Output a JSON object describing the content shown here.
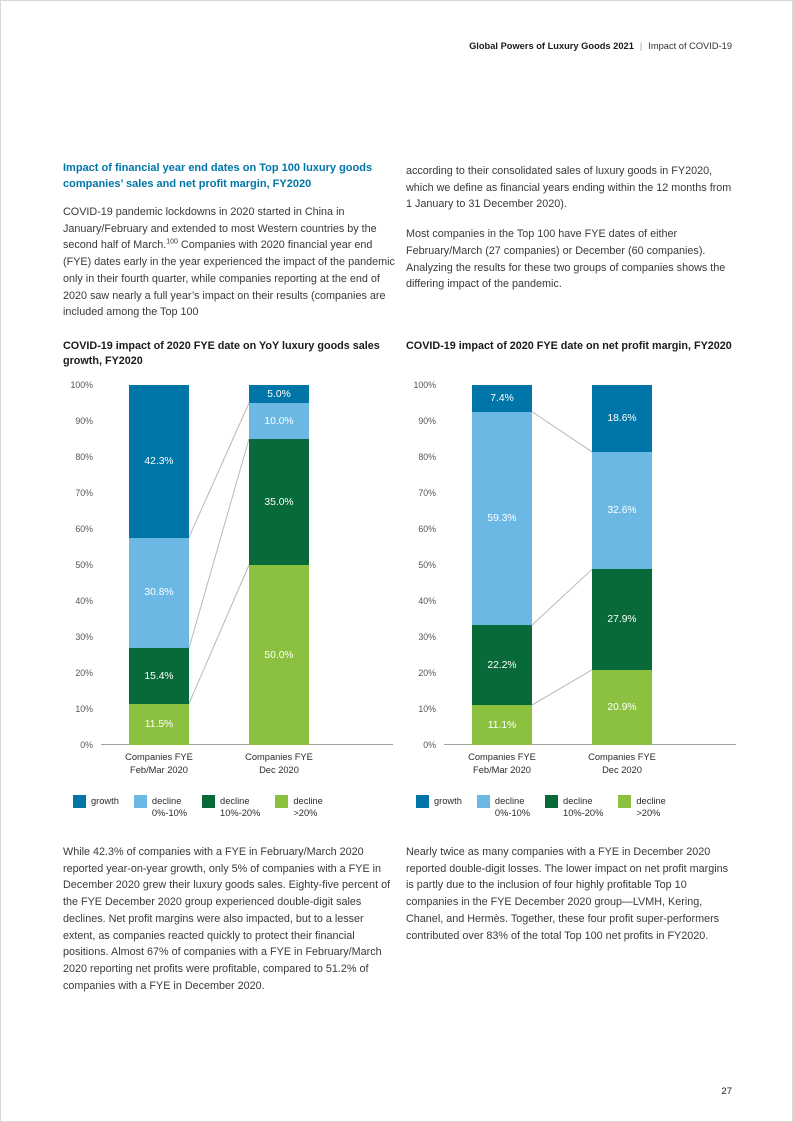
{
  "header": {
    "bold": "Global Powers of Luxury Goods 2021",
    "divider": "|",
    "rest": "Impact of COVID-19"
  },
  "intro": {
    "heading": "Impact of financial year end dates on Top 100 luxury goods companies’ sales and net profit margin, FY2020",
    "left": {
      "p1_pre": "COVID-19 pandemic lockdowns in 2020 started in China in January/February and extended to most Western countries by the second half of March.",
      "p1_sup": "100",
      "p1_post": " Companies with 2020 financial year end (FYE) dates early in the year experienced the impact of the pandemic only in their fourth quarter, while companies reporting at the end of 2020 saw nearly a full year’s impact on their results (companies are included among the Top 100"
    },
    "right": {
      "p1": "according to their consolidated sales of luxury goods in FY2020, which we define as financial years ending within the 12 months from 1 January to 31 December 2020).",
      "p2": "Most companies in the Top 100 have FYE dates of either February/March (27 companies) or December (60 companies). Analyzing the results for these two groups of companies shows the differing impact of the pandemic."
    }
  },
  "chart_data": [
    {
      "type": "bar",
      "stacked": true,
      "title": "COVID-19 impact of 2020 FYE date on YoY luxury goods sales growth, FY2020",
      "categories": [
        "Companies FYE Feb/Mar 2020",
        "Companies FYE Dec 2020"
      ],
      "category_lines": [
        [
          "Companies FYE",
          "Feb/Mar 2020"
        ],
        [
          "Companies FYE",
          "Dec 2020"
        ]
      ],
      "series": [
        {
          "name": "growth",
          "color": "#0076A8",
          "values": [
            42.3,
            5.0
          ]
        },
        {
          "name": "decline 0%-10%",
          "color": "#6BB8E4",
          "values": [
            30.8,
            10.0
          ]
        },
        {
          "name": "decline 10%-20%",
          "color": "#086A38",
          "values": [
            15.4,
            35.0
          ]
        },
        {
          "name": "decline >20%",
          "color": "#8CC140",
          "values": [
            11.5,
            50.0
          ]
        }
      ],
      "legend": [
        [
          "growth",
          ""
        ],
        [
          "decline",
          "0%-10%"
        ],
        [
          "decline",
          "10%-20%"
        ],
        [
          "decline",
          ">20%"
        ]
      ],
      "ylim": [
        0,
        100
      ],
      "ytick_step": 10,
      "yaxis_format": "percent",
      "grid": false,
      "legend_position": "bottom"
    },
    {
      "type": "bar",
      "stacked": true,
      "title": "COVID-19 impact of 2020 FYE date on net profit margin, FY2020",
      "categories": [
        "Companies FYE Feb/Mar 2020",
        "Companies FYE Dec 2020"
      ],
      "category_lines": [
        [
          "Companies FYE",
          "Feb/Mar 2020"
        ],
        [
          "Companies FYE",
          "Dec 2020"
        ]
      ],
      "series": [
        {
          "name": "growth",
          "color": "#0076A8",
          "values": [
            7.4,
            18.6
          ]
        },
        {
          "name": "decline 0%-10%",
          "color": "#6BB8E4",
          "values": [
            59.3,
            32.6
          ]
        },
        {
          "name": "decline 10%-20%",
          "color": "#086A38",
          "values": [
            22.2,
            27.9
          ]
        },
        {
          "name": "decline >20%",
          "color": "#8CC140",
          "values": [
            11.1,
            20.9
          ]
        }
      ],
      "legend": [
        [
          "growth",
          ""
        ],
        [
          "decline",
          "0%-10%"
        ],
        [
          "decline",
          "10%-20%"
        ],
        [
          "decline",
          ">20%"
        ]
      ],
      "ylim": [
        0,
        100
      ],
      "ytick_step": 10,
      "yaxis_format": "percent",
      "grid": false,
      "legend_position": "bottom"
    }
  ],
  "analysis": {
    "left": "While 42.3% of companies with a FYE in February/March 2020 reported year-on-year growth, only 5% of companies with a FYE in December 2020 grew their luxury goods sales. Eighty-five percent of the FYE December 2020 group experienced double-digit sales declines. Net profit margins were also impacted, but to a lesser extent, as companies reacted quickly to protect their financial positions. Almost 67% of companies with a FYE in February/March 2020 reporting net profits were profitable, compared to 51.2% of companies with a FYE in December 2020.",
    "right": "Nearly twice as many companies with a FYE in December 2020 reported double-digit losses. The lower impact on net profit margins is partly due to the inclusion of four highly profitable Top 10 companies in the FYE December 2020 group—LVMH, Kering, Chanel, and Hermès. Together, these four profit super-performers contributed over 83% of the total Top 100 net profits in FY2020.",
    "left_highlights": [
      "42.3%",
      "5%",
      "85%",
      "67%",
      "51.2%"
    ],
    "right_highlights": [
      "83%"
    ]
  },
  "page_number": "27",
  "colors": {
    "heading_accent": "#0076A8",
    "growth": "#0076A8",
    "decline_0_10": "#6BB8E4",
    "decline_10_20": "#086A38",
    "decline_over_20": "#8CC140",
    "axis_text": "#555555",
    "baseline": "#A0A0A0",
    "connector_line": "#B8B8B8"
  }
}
####
* **Set problem**
Make an exact copy of the records above, with the pictures left out.

* **Answer to the problem**
Output a JSON object describing the content shown here.
{
  "header": {
    "bold": "Global Powers of Luxury Goods 2021",
    "divider": "|",
    "rest": "Impact of COVID-19"
  },
  "intro": {
    "heading": "Impact of financial year end dates on Top 100 luxury goods companies’ sales and net profit margin, FY2020",
    "left": {
      "p1_pre": "COVID-19 pandemic lockdowns in 2020 started in China in January/February and extended to most Western countries by the second half of March.",
      "p1_sup": "100",
      "p1_post": " Companies with 2020 financial year end (FYE) dates early in the year experienced the impact of the pandemic only in their fourth quarter, while companies reporting at the end of 2020 saw nearly a full year’s impact on their results (companies are included among the Top 100"
    },
    "right": {
      "p1": "according to their consolidated sales of luxury goods in FY2020, which we define as financial years ending within the 12 months from 1 January to 31 December 2020).",
      "p2": "Most companies in the Top 100 have FYE dates of either February/March (27 companies) or December (60 companies). Analyzing the results for these two groups of companies shows the differing impact of the pandemic."
    }
  },
  "chart_data": [
    {
      "type": "bar",
      "stacked": true,
      "title": "COVID-19 impact of 2020 FYE date on YoY luxury goods sales growth, FY2020",
      "categories": [
        "Companies FYE Feb/Mar 2020",
        "Companies FYE Dec 2020"
      ],
      "category_lines": [
        [
          "Companies FYE",
          "Feb/Mar 2020"
        ],
        [
          "Companies FYE",
          "Dec 2020"
        ]
      ],
      "series": [
        {
          "name": "growth",
          "color": "#0076A8",
          "values": [
            42.3,
            5.0
          ]
        },
        {
          "name": "decline 0%-10%",
          "color": "#6BB8E4",
          "values": [
            30.8,
            10.0
          ]
        },
        {
          "name": "decline 10%-20%",
          "color": "#086A38",
          "values": [
            15.4,
            35.0
          ]
        },
        {
          "name": "decline >20%",
          "color": "#8CC140",
          "values": [
            11.5,
            50.0
          ]
        }
      ],
      "legend": [
        [
          "growth",
          ""
        ],
        [
          "decline",
          "0%-10%"
        ],
        [
          "decline",
          "10%-20%"
        ],
        [
          "decline",
          ">20%"
        ]
      ],
      "ylim": [
        0,
        100
      ],
      "ytick_step": 10,
      "yaxis_format": "percent",
      "grid": false,
      "legend_position": "bottom"
    },
    {
      "type": "bar",
      "stacked": true,
      "title": "COVID-19 impact of 2020 FYE date on net profit margin, FY2020",
      "categories": [
        "Companies FYE Feb/Mar 2020",
        "Companies FYE Dec 2020"
      ],
      "category_lines": [
        [
          "Companies FYE",
          "Feb/Mar 2020"
        ],
        [
          "Companies FYE",
          "Dec 2020"
        ]
      ],
      "series": [
        {
          "name": "growth",
          "color": "#0076A8",
          "values": [
            7.4,
            18.6
          ]
        },
        {
          "name": "decline 0%-10%",
          "color": "#6BB8E4",
          "values": [
            59.3,
            32.6
          ]
        },
        {
          "name": "decline 10%-20%",
          "color": "#086A38",
          "values": [
            22.2,
            27.9
          ]
        },
        {
          "name": "decline >20%",
          "color": "#8CC140",
          "values": [
            11.1,
            20.9
          ]
        }
      ],
      "legend": [
        [
          "growth",
          ""
        ],
        [
          "decline",
          "0%-10%"
        ],
        [
          "decline",
          "10%-20%"
        ],
        [
          "decline",
          ">20%"
        ]
      ],
      "ylim": [
        0,
        100
      ],
      "ytick_step": 10,
      "yaxis_format": "percent",
      "grid": false,
      "legend_position": "bottom"
    }
  ],
  "analysis": {
    "left": "While 42.3% of companies with a FYE in February/March 2020 reported year-on-year growth, only 5% of companies with a FYE in December 2020 grew their luxury goods sales. Eighty-five percent of the FYE December 2020 group experienced double-digit sales declines. Net profit margins were also impacted, but to a lesser extent, as companies reacted quickly to protect their financial positions. Almost 67% of companies with a FYE in February/March 2020 reporting net profits were profitable, compared to 51.2% of companies with a FYE in December 2020.",
    "right": "Nearly twice as many companies with a FYE in December 2020 reported double-digit losses. The lower impact on net profit margins is partly due to the inclusion of four highly profitable Top 10 companies in the FYE December 2020 group—LVMH, Kering, Chanel, and Hermès. Together, these four profit super-performers contributed over 83% of the total Top 100 net profits in FY2020.",
    "left_highlights": [
      "42.3%",
      "5%",
      "85%",
      "67%",
      "51.2%"
    ],
    "right_highlights": [
      "83%"
    ]
  },
  "page_number": "27",
  "colors": {
    "heading_accent": "#0076A8",
    "growth": "#0076A8",
    "decline_0_10": "#6BB8E4",
    "decline_10_20": "#086A38",
    "decline_over_20": "#8CC140",
    "axis_text": "#555555",
    "baseline": "#A0A0A0",
    "connector_line": "#B8B8B8"
  }
}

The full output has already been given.